SOURCE MATERIAL:
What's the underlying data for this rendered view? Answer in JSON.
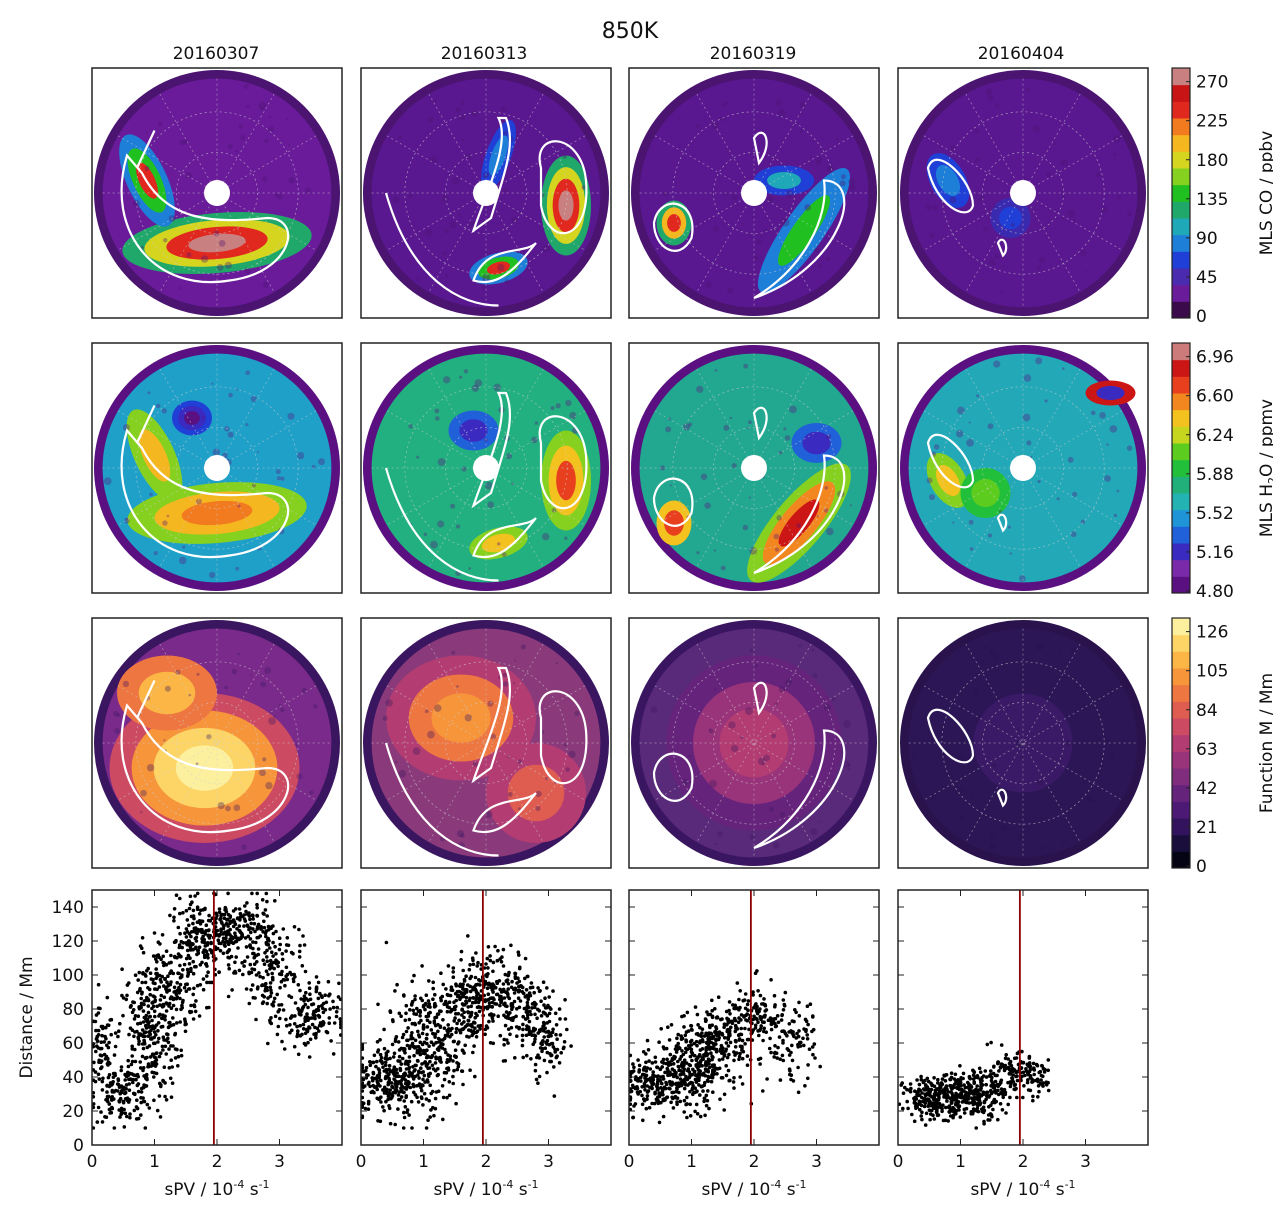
{
  "figure": {
    "title": "850K",
    "dates": [
      "20160307",
      "20160313",
      "20160319",
      "20160404"
    ]
  },
  "colorbars": [
    {
      "label_main": "MLS CO / ppbv",
      "ticks": [
        "0",
        "45",
        "90",
        "135",
        "180",
        "225",
        "270"
      ],
      "colors": [
        "#3b0a4a",
        "#6a1b9a",
        "#4a2bb0",
        "#1f3fd6",
        "#1e7fd8",
        "#1fa8b8",
        "#1fa86a",
        "#21c021",
        "#86d11f",
        "#d5d51f",
        "#f5b71f",
        "#f27a1f",
        "#e0281f",
        "#c81414",
        "#c98080"
      ]
    },
    {
      "label_main": "MLS H",
      "label_sub": "2",
      "label_rest": "O / ppmv",
      "ticks": [
        "4.80",
        "5.16",
        "5.52",
        "5.88",
        "6.24",
        "6.60",
        "6.96"
      ],
      "colors": [
        "#5a1080",
        "#7a2aa8",
        "#3a2ac0",
        "#2060d8",
        "#1f94d6",
        "#23b3b3",
        "#21b07a",
        "#22c03a",
        "#5ccd1f",
        "#c6d61f",
        "#f3c21f",
        "#f3871f",
        "#e8401f",
        "#cc1515",
        "#cc7a7a"
      ]
    },
    {
      "label_main": "Function M / Mm",
      "ticks": [
        "0",
        "21",
        "42",
        "63",
        "84",
        "105",
        "126"
      ],
      "colors": [
        "#050414",
        "#1a0f3c",
        "#33135e",
        "#4c1a74",
        "#66237c",
        "#802d7e",
        "#9a347a",
        "#b33d72",
        "#cc4a62",
        "#df5d50",
        "#ee7640",
        "#f6953a",
        "#fbb646",
        "#fcd566",
        "#fcf09e"
      ]
    }
  ],
  "chart_data": [
    {
      "type": "scatter",
      "panel": "20160307",
      "xlabel": "sPV / 10",
      "xlabel_sup": "-4",
      "xlabel_unit": " s",
      "xlabel_unit_sup": "-1",
      "ylabel": "Distance / Mm",
      "xlim": [
        0,
        4
      ],
      "ylim": [
        0,
        150
      ],
      "xticks": [
        "0",
        "1",
        "2",
        "3"
      ],
      "yticks": [
        "0",
        "20",
        "40",
        "60",
        "80",
        "100",
        "120",
        "140"
      ],
      "vline_x": 1.95,
      "clusters": [
        {
          "x": 0.15,
          "y": 55,
          "sx": 0.1,
          "sy": 12,
          "n": 60
        },
        {
          "x": 0.5,
          "y": 30,
          "sx": 0.25,
          "sy": 8,
          "n": 140
        },
        {
          "x": 0.9,
          "y": 65,
          "sx": 0.25,
          "sy": 20,
          "n": 260
        },
        {
          "x": 1.3,
          "y": 95,
          "sx": 0.25,
          "sy": 15,
          "n": 140
        },
        {
          "x": 1.75,
          "y": 120,
          "sx": 0.25,
          "sy": 12,
          "n": 170
        },
        {
          "x": 2.3,
          "y": 125,
          "sx": 0.3,
          "sy": 10,
          "n": 190
        },
        {
          "x": 2.85,
          "y": 105,
          "sx": 0.25,
          "sy": 15,
          "n": 150
        },
        {
          "x": 3.45,
          "y": 75,
          "sx": 0.25,
          "sy": 10,
          "n": 150
        }
      ]
    },
    {
      "type": "scatter",
      "panel": "20160313",
      "xlabel": "sPV / 10",
      "xlabel_sup": "-4",
      "xlabel_unit": " s",
      "xlabel_unit_sup": "-1",
      "xlim": [
        0,
        4
      ],
      "ylim": [
        0,
        150
      ],
      "xticks": [
        "0",
        "1",
        "2",
        "3"
      ],
      "vline_x": 1.95,
      "clusters": [
        {
          "x": 0.4,
          "y": 38,
          "sx": 0.25,
          "sy": 10,
          "n": 200
        },
        {
          "x": 1.0,
          "y": 55,
          "sx": 0.3,
          "sy": 18,
          "n": 320
        },
        {
          "x": 1.6,
          "y": 80,
          "sx": 0.3,
          "sy": 12,
          "n": 200
        },
        {
          "x": 2.2,
          "y": 95,
          "sx": 0.3,
          "sy": 10,
          "n": 170
        },
        {
          "x": 2.65,
          "y": 75,
          "sx": 0.25,
          "sy": 12,
          "n": 130
        },
        {
          "x": 3.0,
          "y": 60,
          "sx": 0.15,
          "sy": 10,
          "n": 60
        }
      ]
    },
    {
      "type": "scatter",
      "panel": "20160319",
      "xlabel": "sPV / 10",
      "xlabel_sup": "-4",
      "xlabel_unit": " s",
      "xlabel_unit_sup": "-1",
      "xlim": [
        0,
        4
      ],
      "ylim": [
        0,
        150
      ],
      "xticks": [
        "0",
        "1",
        "2",
        "3"
      ],
      "vline_x": 1.95,
      "clusters": [
        {
          "x": 0.4,
          "y": 35,
          "sx": 0.25,
          "sy": 8,
          "n": 180
        },
        {
          "x": 1.0,
          "y": 45,
          "sx": 0.3,
          "sy": 12,
          "n": 300
        },
        {
          "x": 1.5,
          "y": 62,
          "sx": 0.25,
          "sy": 10,
          "n": 160
        },
        {
          "x": 2.0,
          "y": 75,
          "sx": 0.25,
          "sy": 10,
          "n": 120
        },
        {
          "x": 2.6,
          "y": 60,
          "sx": 0.2,
          "sy": 12,
          "n": 90
        }
      ]
    },
    {
      "type": "scatter",
      "panel": "20160404",
      "xlabel": "sPV / 10",
      "xlabel_sup": "-4",
      "xlabel_unit": " s",
      "xlabel_unit_sup": "-1",
      "xlim": [
        0,
        4
      ],
      "ylim": [
        0,
        150
      ],
      "xticks": [
        "0",
        "1",
        "2",
        "3"
      ],
      "vline_x": 1.95,
      "clusters": [
        {
          "x": 0.6,
          "y": 28,
          "sx": 0.25,
          "sy": 6,
          "n": 220
        },
        {
          "x": 1.2,
          "y": 30,
          "sx": 0.25,
          "sy": 7,
          "n": 240
        },
        {
          "x": 1.8,
          "y": 42,
          "sx": 0.25,
          "sy": 6,
          "n": 130
        },
        {
          "x": 2.2,
          "y": 38,
          "sx": 0.1,
          "sy": 5,
          "n": 40
        }
      ]
    }
  ]
}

AIM OF THE TASK: Can you repeat every record above exactly, apart from the pictures?

SOLUTION FOR THIS EXERCISE:
What's the underlying data for this rendered view? Answer in JSON.
{
  "figure": {
    "title": "850K",
    "dates": [
      "20160307",
      "20160313",
      "20160319",
      "20160404"
    ]
  },
  "colorbars": [
    {
      "label_main": "MLS CO / ppbv",
      "ticks": [
        "0",
        "45",
        "90",
        "135",
        "180",
        "225",
        "270"
      ],
      "colors": [
        "#3b0a4a",
        "#6a1b9a",
        "#4a2bb0",
        "#1f3fd6",
        "#1e7fd8",
        "#1fa8b8",
        "#1fa86a",
        "#21c021",
        "#86d11f",
        "#d5d51f",
        "#f5b71f",
        "#f27a1f",
        "#e0281f",
        "#c81414",
        "#c98080"
      ]
    },
    {
      "label_main": "MLS H",
      "label_sub": "2",
      "label_rest": "O / ppmv",
      "ticks": [
        "4.80",
        "5.16",
        "5.52",
        "5.88",
        "6.24",
        "6.60",
        "6.96"
      ],
      "colors": [
        "#5a1080",
        "#7a2aa8",
        "#3a2ac0",
        "#2060d8",
        "#1f94d6",
        "#23b3b3",
        "#21b07a",
        "#22c03a",
        "#5ccd1f",
        "#c6d61f",
        "#f3c21f",
        "#f3871f",
        "#e8401f",
        "#cc1515",
        "#cc7a7a"
      ]
    },
    {
      "label_main": "Function M / Mm",
      "ticks": [
        "0",
        "21",
        "42",
        "63",
        "84",
        "105",
        "126"
      ],
      "colors": [
        "#050414",
        "#1a0f3c",
        "#33135e",
        "#4c1a74",
        "#66237c",
        "#802d7e",
        "#9a347a",
        "#b33d72",
        "#cc4a62",
        "#df5d50",
        "#ee7640",
        "#f6953a",
        "#fbb646",
        "#fcd566",
        "#fcf09e"
      ]
    }
  ],
  "chart_data": [
    {
      "type": "scatter",
      "panel": "20160307",
      "xlabel": "sPV / 10",
      "xlabel_sup": "-4",
      "xlabel_unit": " s",
      "xlabel_unit_sup": "-1",
      "ylabel": "Distance / Mm",
      "xlim": [
        0,
        4
      ],
      "ylim": [
        0,
        150
      ],
      "xticks": [
        "0",
        "1",
        "2",
        "3"
      ],
      "yticks": [
        "0",
        "20",
        "40",
        "60",
        "80",
        "100",
        "120",
        "140"
      ],
      "vline_x": 1.95,
      "clusters": [
        {
          "x": 0.15,
          "y": 55,
          "sx": 0.1,
          "sy": 12,
          "n": 60
        },
        {
          "x": 0.5,
          "y": 30,
          "sx": 0.25,
          "sy": 8,
          "n": 140
        },
        {
          "x": 0.9,
          "y": 65,
          "sx": 0.25,
          "sy": 20,
          "n": 260
        },
        {
          "x": 1.3,
          "y": 95,
          "sx": 0.25,
          "sy": 15,
          "n": 140
        },
        {
          "x": 1.75,
          "y": 120,
          "sx": 0.25,
          "sy": 12,
          "n": 170
        },
        {
          "x": 2.3,
          "y": 125,
          "sx": 0.3,
          "sy": 10,
          "n": 190
        },
        {
          "x": 2.85,
          "y": 105,
          "sx": 0.25,
          "sy": 15,
          "n": 150
        },
        {
          "x": 3.45,
          "y": 75,
          "sx": 0.25,
          "sy": 10,
          "n": 150
        }
      ]
    },
    {
      "type": "scatter",
      "panel": "20160313",
      "xlabel": "sPV / 10",
      "xlabel_sup": "-4",
      "xlabel_unit": " s",
      "xlabel_unit_sup": "-1",
      "xlim": [
        0,
        4
      ],
      "ylim": [
        0,
        150
      ],
      "xticks": [
        "0",
        "1",
        "2",
        "3"
      ],
      "vline_x": 1.95,
      "clusters": [
        {
          "x": 0.4,
          "y": 38,
          "sx": 0.25,
          "sy": 10,
          "n": 200
        },
        {
          "x": 1.0,
          "y": 55,
          "sx": 0.3,
          "sy": 18,
          "n": 320
        },
        {
          "x": 1.6,
          "y": 80,
          "sx": 0.3,
          "sy": 12,
          "n": 200
        },
        {
          "x": 2.2,
          "y": 95,
          "sx": 0.3,
          "sy": 10,
          "n": 170
        },
        {
          "x": 2.65,
          "y": 75,
          "sx": 0.25,
          "sy": 12,
          "n": 130
        },
        {
          "x": 3.0,
          "y": 60,
          "sx": 0.15,
          "sy": 10,
          "n": 60
        }
      ]
    },
    {
      "type": "scatter",
      "panel": "20160319",
      "xlabel": "sPV / 10",
      "xlabel_sup": "-4",
      "xlabel_unit": " s",
      "xlabel_unit_sup": "-1",
      "xlim": [
        0,
        4
      ],
      "ylim": [
        0,
        150
      ],
      "xticks": [
        "0",
        "1",
        "2",
        "3"
      ],
      "vline_x": 1.95,
      "clusters": [
        {
          "x": 0.4,
          "y": 35,
          "sx": 0.25,
          "sy": 8,
          "n": 180
        },
        {
          "x": 1.0,
          "y": 45,
          "sx": 0.3,
          "sy": 12,
          "n": 300
        },
        {
          "x": 1.5,
          "y": 62,
          "sx": 0.25,
          "sy": 10,
          "n": 160
        },
        {
          "x": 2.0,
          "y": 75,
          "sx": 0.25,
          "sy": 10,
          "n": 120
        },
        {
          "x": 2.6,
          "y": 60,
          "sx": 0.2,
          "sy": 12,
          "n": 90
        }
      ]
    },
    {
      "type": "scatter",
      "panel": "20160404",
      "xlabel": "sPV / 10",
      "xlabel_sup": "-4",
      "xlabel_unit": " s",
      "xlabel_unit_sup": "-1",
      "xlim": [
        0,
        4
      ],
      "ylim": [
        0,
        150
      ],
      "xticks": [
        "0",
        "1",
        "2",
        "3"
      ],
      "vline_x": 1.95,
      "clusters": [
        {
          "x": 0.6,
          "y": 28,
          "sx": 0.25,
          "sy": 6,
          "n": 220
        },
        {
          "x": 1.2,
          "y": 30,
          "sx": 0.25,
          "sy": 7,
          "n": 240
        },
        {
          "x": 1.8,
          "y": 42,
          "sx": 0.25,
          "sy": 6,
          "n": 130
        },
        {
          "x": 2.2,
          "y": 38,
          "sx": 0.1,
          "sy": 5,
          "n": 40
        }
      ]
    }
  ]
}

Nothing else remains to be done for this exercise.